Hunt for the word "automatic" across the entries below, copying each line that holds it.

_____

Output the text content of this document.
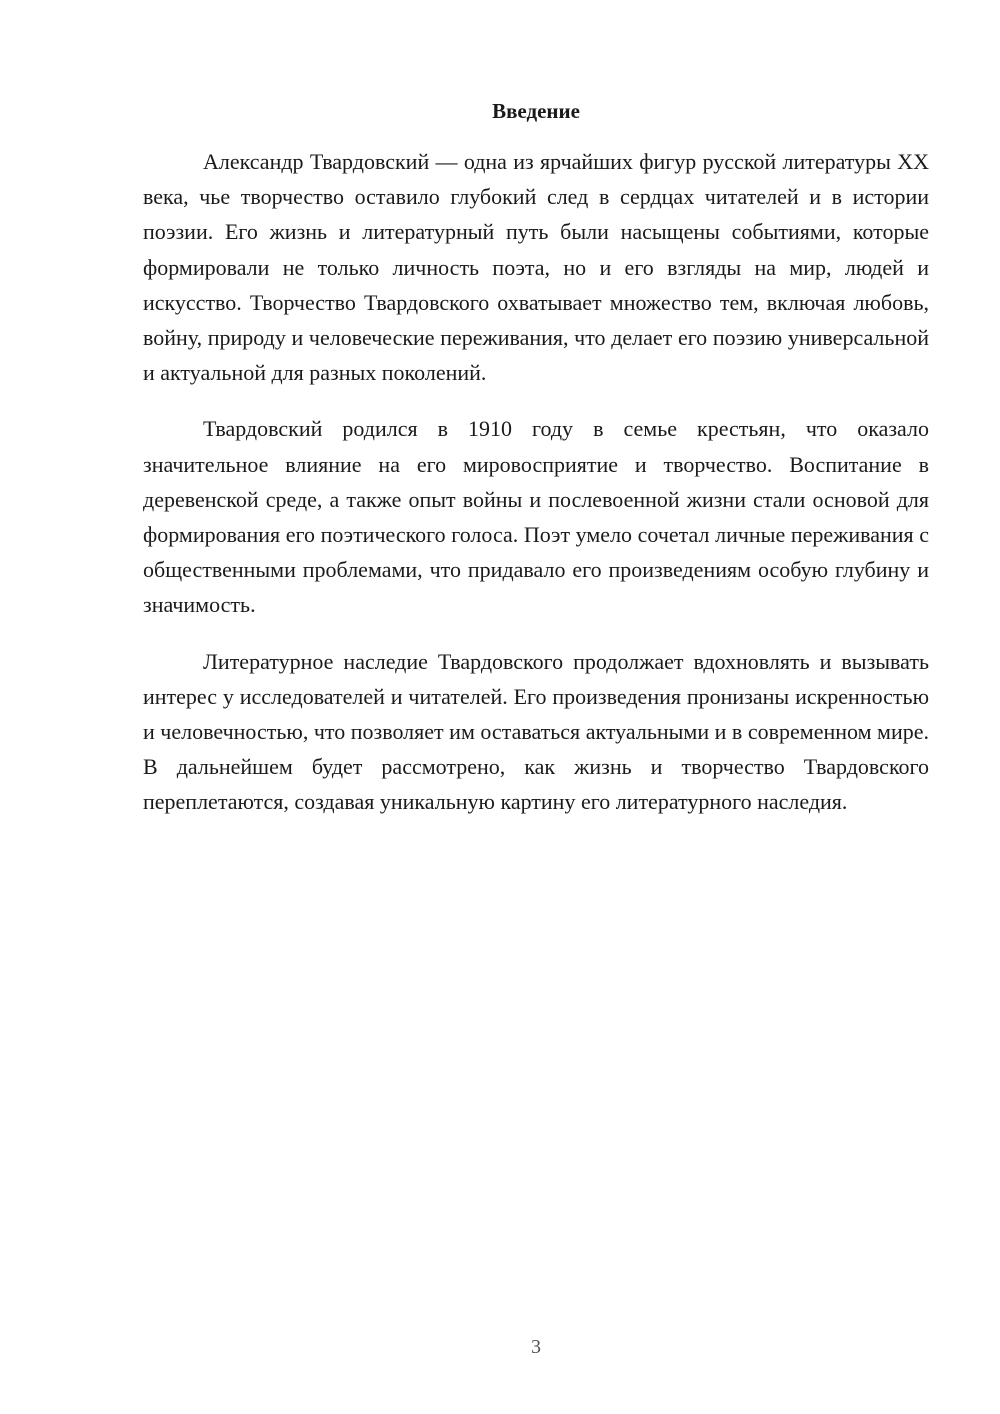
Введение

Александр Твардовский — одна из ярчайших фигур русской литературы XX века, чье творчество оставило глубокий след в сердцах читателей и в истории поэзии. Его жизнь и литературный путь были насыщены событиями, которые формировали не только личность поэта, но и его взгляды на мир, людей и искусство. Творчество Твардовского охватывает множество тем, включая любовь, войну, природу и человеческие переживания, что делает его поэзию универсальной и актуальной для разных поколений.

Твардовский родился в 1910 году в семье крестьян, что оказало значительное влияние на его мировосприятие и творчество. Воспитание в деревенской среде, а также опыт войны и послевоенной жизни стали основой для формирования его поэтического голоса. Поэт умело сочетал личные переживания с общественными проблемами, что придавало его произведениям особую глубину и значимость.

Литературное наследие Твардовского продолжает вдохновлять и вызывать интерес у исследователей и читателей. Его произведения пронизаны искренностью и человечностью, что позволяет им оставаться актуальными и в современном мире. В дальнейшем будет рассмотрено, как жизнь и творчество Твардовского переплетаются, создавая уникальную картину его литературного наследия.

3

_____

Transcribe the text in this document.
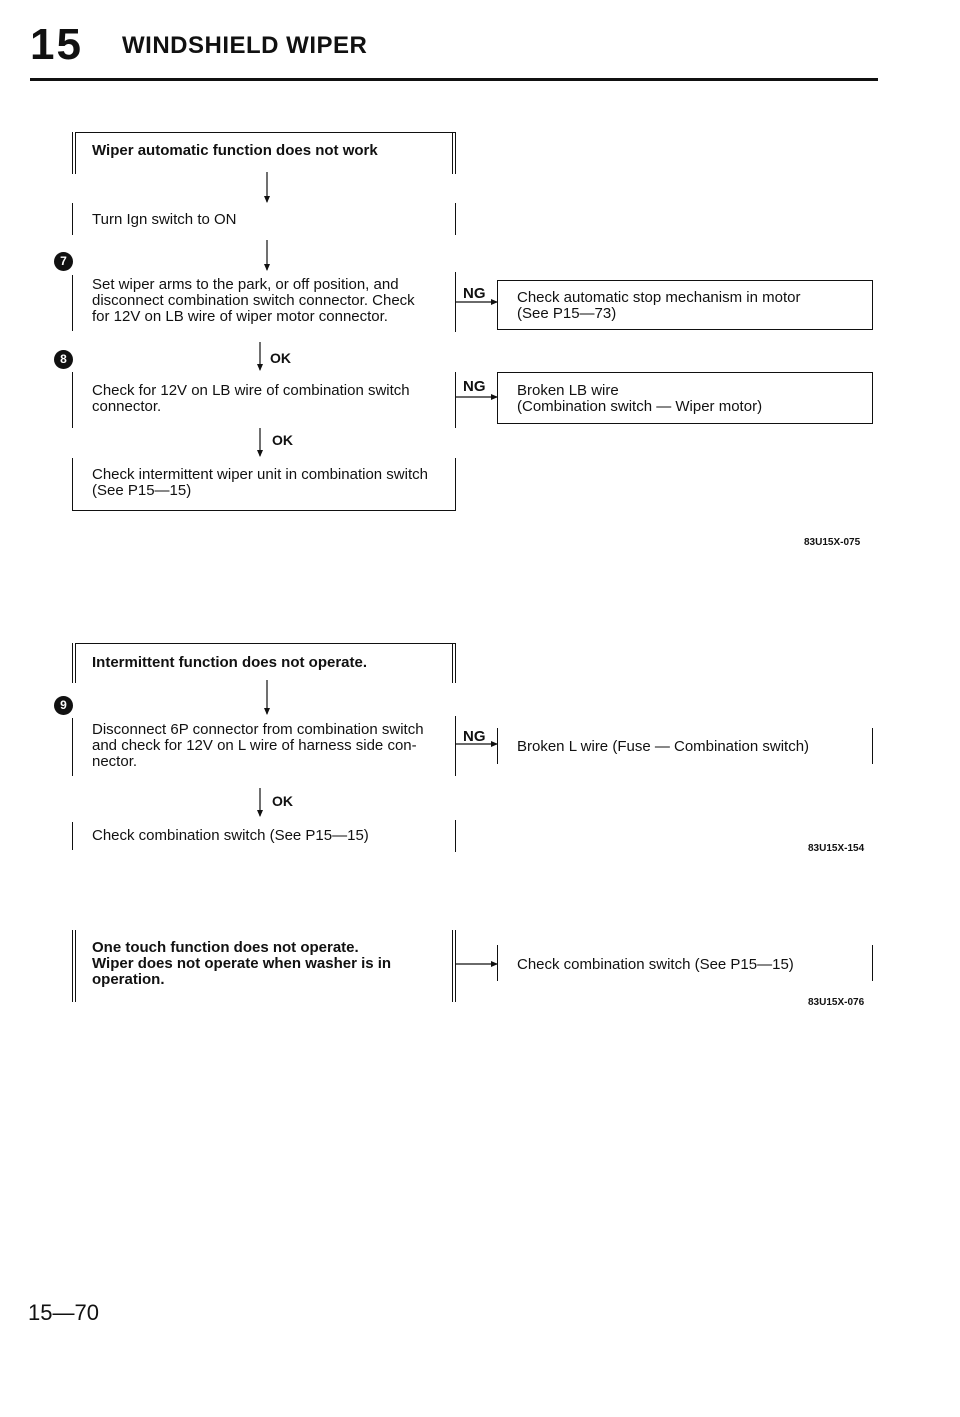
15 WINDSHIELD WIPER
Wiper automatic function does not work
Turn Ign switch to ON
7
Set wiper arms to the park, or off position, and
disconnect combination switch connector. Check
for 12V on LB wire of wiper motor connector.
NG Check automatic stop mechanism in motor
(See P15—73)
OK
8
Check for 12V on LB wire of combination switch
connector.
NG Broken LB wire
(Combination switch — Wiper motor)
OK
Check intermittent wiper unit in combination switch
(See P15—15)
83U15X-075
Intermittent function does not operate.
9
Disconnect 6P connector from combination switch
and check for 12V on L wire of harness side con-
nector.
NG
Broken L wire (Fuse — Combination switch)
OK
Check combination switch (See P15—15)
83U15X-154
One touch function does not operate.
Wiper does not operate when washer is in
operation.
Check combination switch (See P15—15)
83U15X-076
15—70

_____

__ANSWER FOR THE TASK__
Wiper automatic function does not work
NG Check automatic stop mechanism in motor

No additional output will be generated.